__REQUIREMENT__. Can you transcribe the data exactly? Leave the pictures out.

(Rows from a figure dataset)
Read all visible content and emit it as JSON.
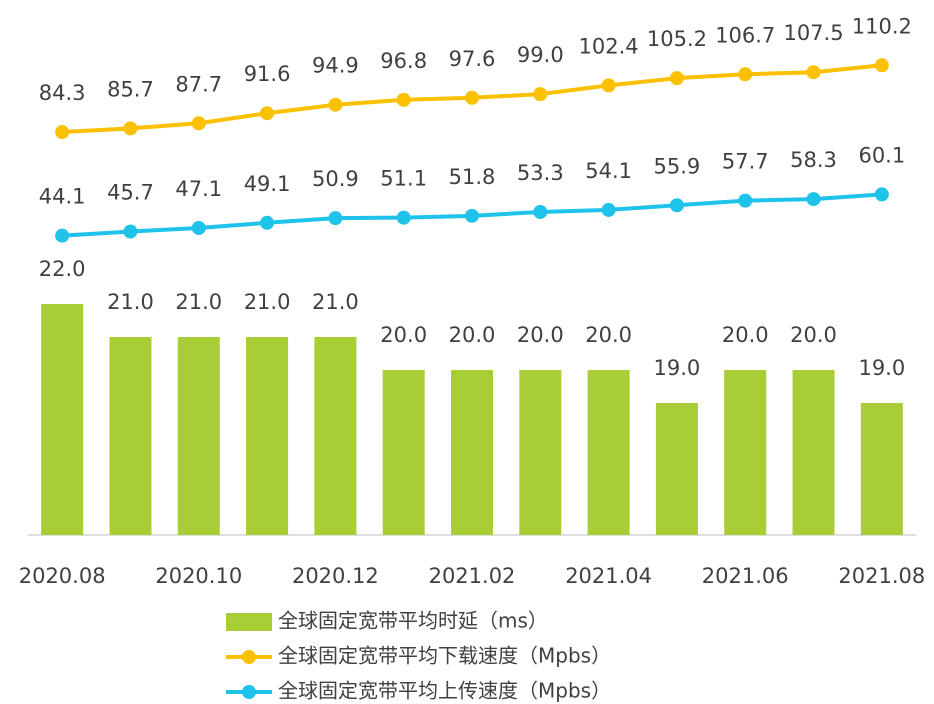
{
  "chart_data": {
    "type": "combo",
    "categories": [
      "2020.08",
      null,
      "2020.10",
      null,
      "2020.12",
      null,
      "2021.02",
      null,
      "2021.04",
      null,
      "2021.06",
      null,
      "2021.08"
    ],
    "ylim": [
      15,
      30
    ],
    "y2lim": [
      -72,
      120
    ],
    "series": [
      {
        "name": "全球固定宽带平均时延（ms）",
        "type": "bar",
        "color": "#a9cd37",
        "values": [
          22,
          21,
          21,
          21,
          21,
          20,
          20,
          20,
          20,
          19,
          20,
          20,
          19
        ],
        "value_labels": [
          "22.0",
          "21.0",
          "21.0",
          "21.0",
          "21.0",
          "20.0",
          "20.0",
          "20.0",
          "20.0",
          "19.0",
          "20.0",
          "20.0",
          "19.0"
        ]
      },
      {
        "name": "全球固定宽带平均下载速度（Mpbs）",
        "type": "line",
        "axis": "y2",
        "color": "#fbc000",
        "values": [
          84.3,
          85.7,
          87.7,
          91.6,
          94.9,
          96.8,
          97.6,
          99.0,
          102.4,
          105.2,
          106.7,
          107.5,
          110.2
        ],
        "value_labels": [
          "84.3",
          "85.7",
          "87.7",
          "91.6",
          "94.9",
          "96.8",
          "97.6",
          "99.0",
          "102.4",
          "105.2",
          "106.7",
          "107.5",
          "110.2"
        ]
      },
      {
        "name": "全球固定宽带平均上传速度（Mpbs）",
        "type": "line",
        "axis": "y2",
        "color": "#1fc3ea",
        "values": [
          44.1,
          45.7,
          47.1,
          49.1,
          50.9,
          51.1,
          51.8,
          53.3,
          54.1,
          55.9,
          57.7,
          58.3,
          60.1
        ],
        "value_labels": [
          "44.1",
          "45.7",
          "47.1",
          "49.1",
          "50.9",
          "51.1",
          "51.8",
          "53.3",
          "54.1",
          "55.9",
          "57.7",
          "58.3",
          "60.1"
        ]
      }
    ]
  }
}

__ANSWER TO THE TASK__.
Read all visible content and emit it as JSON.
{
  "chart_data": {
    "type": "combo",
    "categories": [
      "2020.08",
      null,
      "2020.10",
      null,
      "2020.12",
      null,
      "2021.02",
      null,
      "2021.04",
      null,
      "2021.06",
      null,
      "2021.08"
    ],
    "ylim": [
      15,
      30
    ],
    "y2lim": [
      -72,
      120
    ],
    "series": [
      {
        "name": "全球固定宽带平均时延（ms）",
        "type": "bar",
        "color": "#a9cd37",
        "values": [
          22,
          21,
          21,
          21,
          21,
          20,
          20,
          20,
          20,
          19,
          20,
          20,
          19
        ],
        "value_labels": [
          "22.0",
          "21.0",
          "21.0",
          "21.0",
          "21.0",
          "20.0",
          "20.0",
          "20.0",
          "20.0",
          "19.0",
          "20.0",
          "20.0",
          "19.0"
        ]
      },
      {
        "name": "全球固定宽带平均下载速度（Mpbs）",
        "type": "line",
        "axis": "y2",
        "color": "#fbc000",
        "values": [
          84.3,
          85.7,
          87.7,
          91.6,
          94.9,
          96.8,
          97.6,
          99.0,
          102.4,
          105.2,
          106.7,
          107.5,
          110.2
        ],
        "value_labels": [
          "84.3",
          "85.7",
          "87.7",
          "91.6",
          "94.9",
          "96.8",
          "97.6",
          "99.0",
          "102.4",
          "105.2",
          "106.7",
          "107.5",
          "110.2"
        ]
      },
      {
        "name": "全球固定宽带平均上传速度（Mpbs）",
        "type": "line",
        "axis": "y2",
        "color": "#1fc3ea",
        "values": [
          44.1,
          45.7,
          47.1,
          49.1,
          50.9,
          51.1,
          51.8,
          53.3,
          54.1,
          55.9,
          57.7,
          58.3,
          60.1
        ],
        "value_labels": [
          "44.1",
          "45.7",
          "47.1",
          "49.1",
          "50.9",
          "51.1",
          "51.8",
          "53.3",
          "54.1",
          "55.9",
          "57.7",
          "58.3",
          "60.1"
        ]
      }
    ]
  }
}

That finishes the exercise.